» **REQUIREMENT**
Reproduce all the lines exactly as they stand, apart from the pictures.

» **RECORD EXCERPTS**

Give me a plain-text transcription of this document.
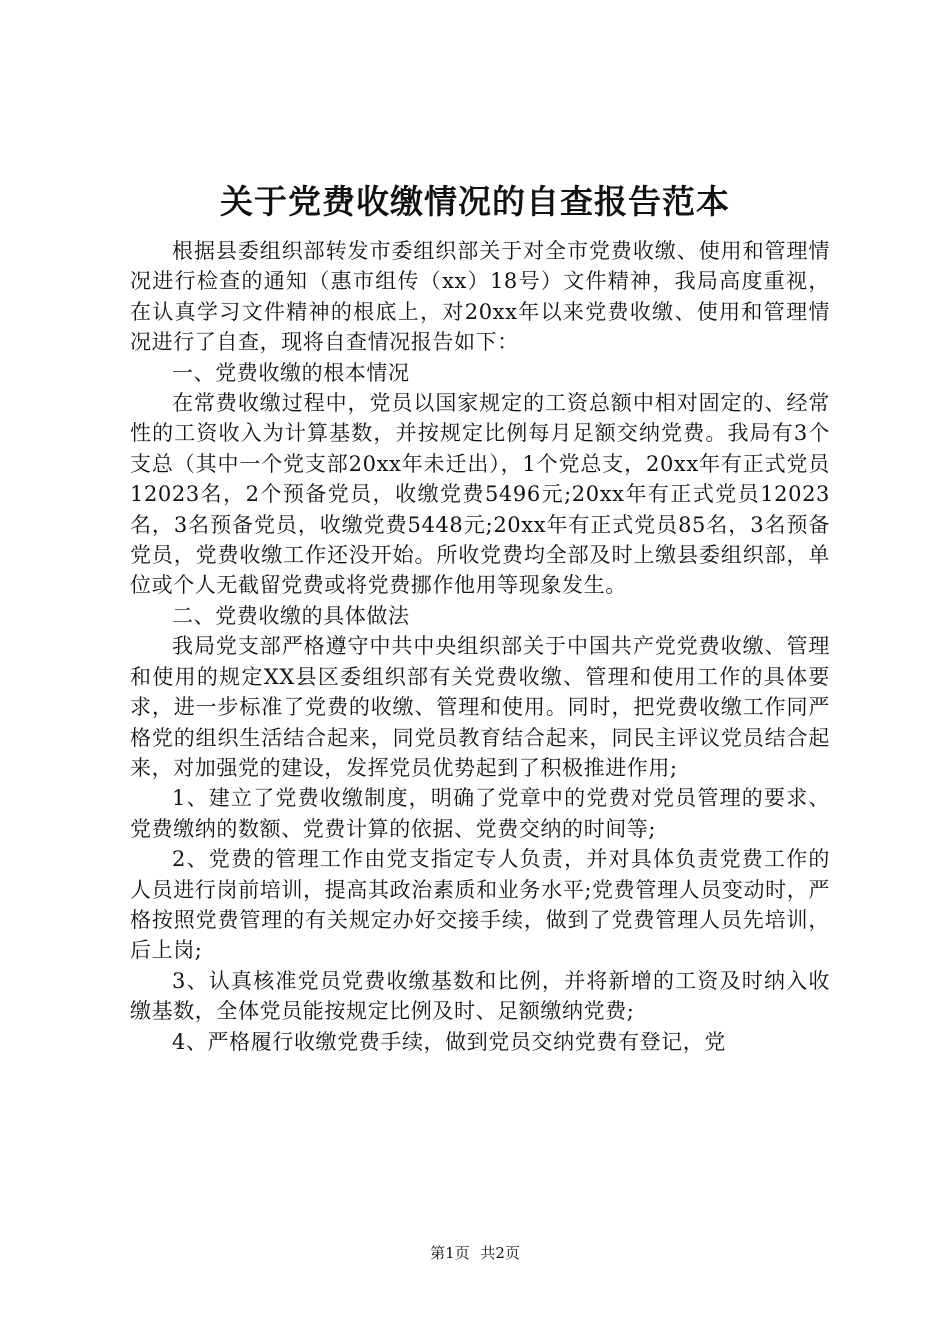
关于党费收缴情况的自查报告范本

根据县委组织部转发市委组织部关于对全市党费收缴、使用和管理情况进行检查的通知（惠市组传（xx）18号）文件精神，我局高度重视，在认真学习文件精神的根底上，对20xx年以来党费收缴、使用和管理情况进行了自查，现将自查情况报告如下：

一、党费收缴的根本情况

在常费收缴过程中，党员以国家规定的工资总额中相对固定的、经常性的工资收入为计算基数，并按规定比例每月足额交纳党费。我局有3个支总（其中一个党支部20xx年未迁出），1个党总支，20xx年有正式党员12023名，2个预备党员，收缴党费5496元;20xx年有正式党员12023名，3名预备党员，收缴党费5448元;20xx年有正式党员85名，3名预备党员，党费收缴工作还没开始。所收党费均全部及时上缴县委组织部，单位或个人无截留党费或将党费挪作他用等现象发生。

二、党费收缴的具体做法

我局党支部严格遵守中共中央组织部关于中国共产党党费收缴、管理和使用的规定XX县区委组织部有关党费收缴、管理和使用工作的具体要求，进一步标准了党费的收缴、管理和使用。同时，把党费收缴工作同严格党的组织生活结合起来，同党员教育结合起来，同民主评议党员结合起来，对加强党的建设，发挥党员优势起到了积极推进作用;

1、建立了党费收缴制度，明确了党章中的党费对党员管理的要求、党费缴纳的数额、党费计算的依据、党费交纳的时间等;

2、党费的管理工作由党支指定专人负责，并对具体负责党费工作的人员进行岗前培训，提高其政治素质和业务水平;党费管理人员变动时，严格按照党费管理的有关规定办好交接手续，做到了党费管理人员先培训，后上岗;

3、认真核准党员党费收缴基数和比例，并将新增的工资及时纳入收缴基数，全体党员能按规定比例及时、足额缴纳党费;

4、严格履行收缴党费手续，做到党员交纳党费有登记，党

第1页 共2页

» **WRITTEN RESPONSE**
Give me a plain-text transcription of this document.
关于党费收缴情况的自查报告范本

根据县委组织部转发市委组织部关于对全市党费收缴、使用和管理情况进行检查的通知（惠市组传（xx）18号）文件精神，我局高度重视，在认真学习文件精神的根底上，对20xx年以来党费收缴、使用和管理情况进行了自查，现将自查情况报告如下：

一、党费收缴的根本情况

在常费收缴过程中，党员以国家规定的工资总额中相对固定的、经常性的工资收入为计算基数，并按规定比例每月足额交纳党费。我局有3个支总（其中一个党支部20xx年未迁出），1个党总支，20xx年有正式党员12023名，2个预备党员，收缴党费5496元;20xx年有正式党员12023名，3名预备党员，收缴党费5448元;20xx年有正式党员85名，3名预备党员，党费收缴工作还没开始。所收党费均全部及时上缴县委组织部，单位或个人无截留党费或将党费挪作他用等现象发生。

二、党费收缴的具体做法

我局党支部严格遵守中共中央组织部关于中国共产党党费收缴、管理和使用的规定XX县区委组织部有关党费收缴、管理和使用工作的具体要求，进一步标准了党费的收缴、管理和使用。同时，把党费收缴工作同严格党的组织生活结合起来，同党员教育结合起来，同民主评议党员结合起来，对加强党的建设，发挥党员优势起到了积极推进作用;

1、建立了党费收缴制度，明确了党章中的党费对党员管理的要求、党费缴纳的数额、党费计算的依据、党费交纳的时间等;

2、党费的管理工作由党支指定专人负责，并对具体负责党费工作的人员进行岗前培训，提高其政治素质和业务水平;党费管理人员变动时，严格按照党费管理的有关规定办好交接手续，做到了党费管理人员先培训，后上岗;

3、认真核准党员党费收缴基数和比例，并将新增的工资及时纳入收缴基数，全体党员能按规定比例及时、足额缴纳党费;

4、严格履行收缴党费手续，做到党员交纳党费有登记，党

第1页 共2页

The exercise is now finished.